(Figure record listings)
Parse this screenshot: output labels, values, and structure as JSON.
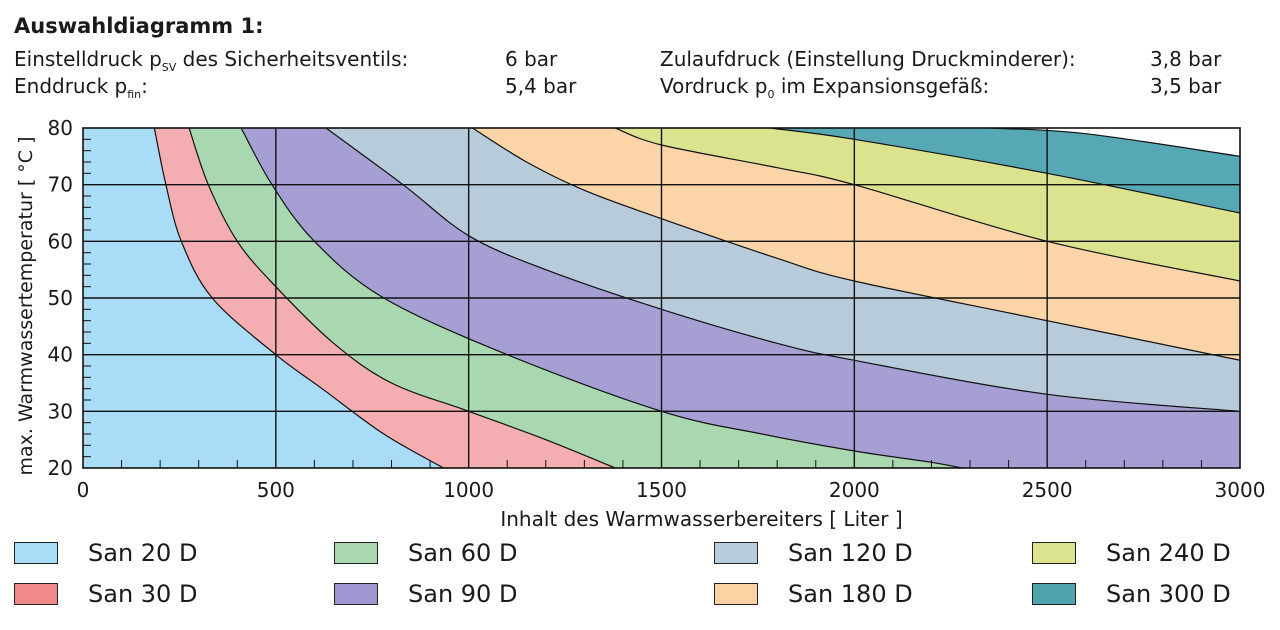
{
  "header": {
    "title": "Auswahldiagramm 1:",
    "rows": [
      {
        "label_pre": "Einstelldruck p",
        "label_sub": "SV",
        "label_post": " des Sicherheitsventils:",
        "value": "6 bar",
        "label2_pre": "Zulaufdruck (Einstellung Druckminderer):",
        "label2_sub": "",
        "label2_post": "",
        "value2": "3,8 bar"
      },
      {
        "label_pre": "Enddruck p",
        "label_sub": "fin",
        "label_post": ":",
        "value": "5,4 bar",
        "label2_pre": "Vordruck p",
        "label2_sub": "0",
        "label2_post": " im Expansionsgefäß:",
        "value2": "3,5 bar"
      }
    ]
  },
  "chart_data": {
    "type": "area",
    "xlabel": "Inhalt des Warmwasserbereiters [ Liter ]",
    "ylabel": "max. Warmwassertemperatur [ °C ]",
    "xlim": [
      0,
      3000
    ],
    "ylim": [
      20,
      80
    ],
    "xticks": [
      "0",
      "500",
      "1000",
      "1500",
      "2000",
      "2500",
      "3000"
    ],
    "yticks": [
      "20",
      "30",
      "40",
      "50",
      "60",
      "70",
      "80"
    ],
    "grid": true,
    "legend_position": "bottom",
    "boundary_curves": [
      {
        "between": [
          "San 20 D",
          "San 30 D"
        ],
        "points": [
          [
            185,
            80
          ],
          [
            215,
            70
          ],
          [
            255,
            60
          ],
          [
            335,
            50
          ],
          [
            500,
            40
          ],
          [
            620,
            34
          ],
          [
            780,
            26
          ],
          [
            935,
            20
          ]
        ]
      },
      {
        "between": [
          "San 30 D",
          "San 60 D"
        ],
        "points": [
          [
            275,
            80
          ],
          [
            325,
            70
          ],
          [
            400,
            60
          ],
          [
            500,
            52
          ],
          [
            650,
            42
          ],
          [
            800,
            35
          ],
          [
            1000,
            30
          ],
          [
            1200,
            25
          ],
          [
            1380,
            20
          ]
        ]
      },
      {
        "between": [
          "San 60 D",
          "San 90 D"
        ],
        "points": [
          [
            410,
            80
          ],
          [
            490,
            70
          ],
          [
            600,
            60
          ],
          [
            780,
            50
          ],
          [
            1100,
            40
          ],
          [
            1500,
            30
          ],
          [
            1760,
            26
          ],
          [
            2000,
            23
          ],
          [
            2200,
            21
          ],
          [
            2280,
            20
          ]
        ]
      },
      {
        "between": [
          "San 90 D",
          "San 120 D"
        ],
        "points": [
          [
            630,
            80
          ],
          [
            830,
            70
          ],
          [
            1000,
            61
          ],
          [
            1200,
            55
          ],
          [
            1500,
            48
          ],
          [
            1800,
            42
          ],
          [
            2000,
            39
          ],
          [
            2500,
            33
          ],
          [
            3000,
            30
          ]
        ]
      },
      {
        "between": [
          "San 120 D",
          "San 180 D"
        ],
        "points": [
          [
            1010,
            80
          ],
          [
            1150,
            74
          ],
          [
            1300,
            69
          ],
          [
            1500,
            64
          ],
          [
            1800,
            57
          ],
          [
            2000,
            53
          ],
          [
            2500,
            46
          ],
          [
            3000,
            39
          ]
        ]
      },
      {
        "between": [
          "San 180 D",
          "San 240 D"
        ],
        "points": [
          [
            1380,
            80
          ],
          [
            1500,
            77
          ],
          [
            1800,
            73
          ],
          [
            2000,
            70
          ],
          [
            2500,
            60
          ],
          [
            3000,
            53
          ]
        ]
      },
      {
        "between": [
          "San 240 D",
          "San 300 D"
        ],
        "points": [
          [
            1780,
            80
          ],
          [
            2000,
            78
          ],
          [
            2500,
            72
          ],
          [
            3000,
            65
          ]
        ]
      },
      {
        "between": [
          "San 300 D",
          "white"
        ],
        "points": [
          [
            2350,
            80
          ],
          [
            2600,
            79
          ],
          [
            3000,
            75
          ]
        ]
      }
    ],
    "series": [
      {
        "name": "San 20 D",
        "color": "#a8dcf7"
      },
      {
        "name": "San 30 D",
        "color": "#f4aeb1"
      },
      {
        "name": "San 60 D",
        "color": "#a8d7b0"
      },
      {
        "name": "San 90 D",
        "color": "#a59fd3"
      },
      {
        "name": "San 120 D",
        "color": "#b7cbda"
      },
      {
        "name": "San 180 D",
        "color": "#fbd4a8"
      },
      {
        "name": "San 240 D",
        "color": "#dbe38f"
      },
      {
        "name": "San 300 D",
        "color": "#56a8b4"
      }
    ]
  },
  "legend": [
    {
      "label": "San 20 D",
      "color": "#a8dcf7"
    },
    {
      "label": "San 60 D",
      "color": "#a8d7b0"
    },
    {
      "label": "San 120 D",
      "color": "#b7cbda"
    },
    {
      "label": "San 240 D",
      "color": "#dbe38f"
    },
    {
      "label": "San 30 D",
      "color": "#f08a8a"
    },
    {
      "label": "San 90 D",
      "color": "#9f97d2"
    },
    {
      "label": "San 180 D",
      "color": "#fbd2a4"
    },
    {
      "label": "San 300 D",
      "color": "#4ea3ad"
    }
  ]
}
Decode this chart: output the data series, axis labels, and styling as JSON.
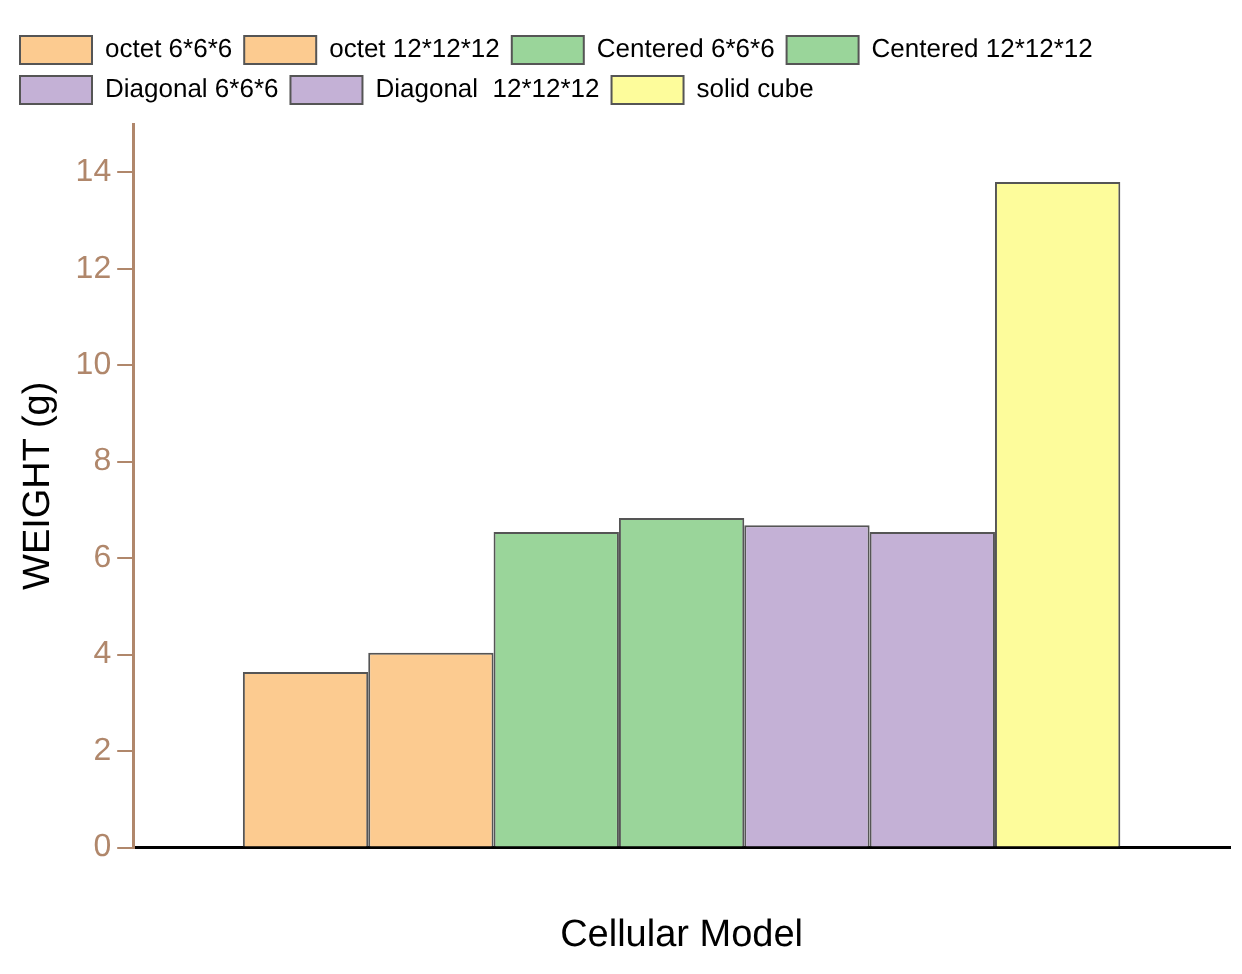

[Objective] Report how many lines in the data contain the word "output", with no words besides the number.

[Full answer] 2